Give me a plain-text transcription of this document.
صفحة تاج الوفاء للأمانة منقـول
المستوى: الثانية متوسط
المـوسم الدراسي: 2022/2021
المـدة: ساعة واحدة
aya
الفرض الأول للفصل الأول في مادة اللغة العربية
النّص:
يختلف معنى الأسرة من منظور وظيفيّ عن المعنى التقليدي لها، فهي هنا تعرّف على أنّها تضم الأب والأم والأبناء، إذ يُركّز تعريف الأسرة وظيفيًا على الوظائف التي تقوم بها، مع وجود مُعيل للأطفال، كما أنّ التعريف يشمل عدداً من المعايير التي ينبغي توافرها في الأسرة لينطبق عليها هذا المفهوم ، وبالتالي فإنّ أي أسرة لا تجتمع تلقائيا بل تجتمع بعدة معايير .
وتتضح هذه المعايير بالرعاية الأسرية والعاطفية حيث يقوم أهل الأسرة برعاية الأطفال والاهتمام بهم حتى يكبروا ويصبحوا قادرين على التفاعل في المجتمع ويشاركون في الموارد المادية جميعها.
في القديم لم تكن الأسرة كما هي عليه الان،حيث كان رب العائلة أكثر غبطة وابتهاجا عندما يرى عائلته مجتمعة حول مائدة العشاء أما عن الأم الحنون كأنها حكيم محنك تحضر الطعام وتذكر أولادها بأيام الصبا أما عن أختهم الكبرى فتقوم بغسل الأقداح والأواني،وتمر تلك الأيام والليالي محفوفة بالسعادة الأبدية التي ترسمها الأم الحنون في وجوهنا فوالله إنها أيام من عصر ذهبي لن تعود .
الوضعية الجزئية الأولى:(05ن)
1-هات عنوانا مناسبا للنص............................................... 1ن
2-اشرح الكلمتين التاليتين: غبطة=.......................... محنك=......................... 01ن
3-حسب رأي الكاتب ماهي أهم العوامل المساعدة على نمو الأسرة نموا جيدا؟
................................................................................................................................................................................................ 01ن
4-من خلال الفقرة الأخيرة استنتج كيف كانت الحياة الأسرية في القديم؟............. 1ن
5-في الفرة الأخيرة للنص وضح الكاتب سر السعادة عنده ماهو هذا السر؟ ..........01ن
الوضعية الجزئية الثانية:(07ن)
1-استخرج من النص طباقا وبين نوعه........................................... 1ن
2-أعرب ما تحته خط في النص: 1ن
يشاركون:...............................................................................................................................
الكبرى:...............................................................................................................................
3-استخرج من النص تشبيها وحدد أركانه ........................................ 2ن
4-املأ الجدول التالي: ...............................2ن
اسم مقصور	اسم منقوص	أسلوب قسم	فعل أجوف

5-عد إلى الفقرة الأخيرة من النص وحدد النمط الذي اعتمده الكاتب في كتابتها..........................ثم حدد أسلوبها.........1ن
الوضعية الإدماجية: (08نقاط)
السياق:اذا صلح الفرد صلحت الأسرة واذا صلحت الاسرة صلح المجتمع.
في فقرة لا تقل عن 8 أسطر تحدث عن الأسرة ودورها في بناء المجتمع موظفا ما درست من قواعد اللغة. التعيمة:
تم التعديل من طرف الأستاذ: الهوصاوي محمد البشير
==*==
Return a copy of every line that includes the word "وحدد".

3-استخرج من النص تشبيها وحدد أركانه ........................................ 2ن
5-عد إلى الفقرة الأخيرة من النص وحدد النمط الذي اعتمده الكاتب في كتابتها..........................ثم حدد أسلوبها.........1ن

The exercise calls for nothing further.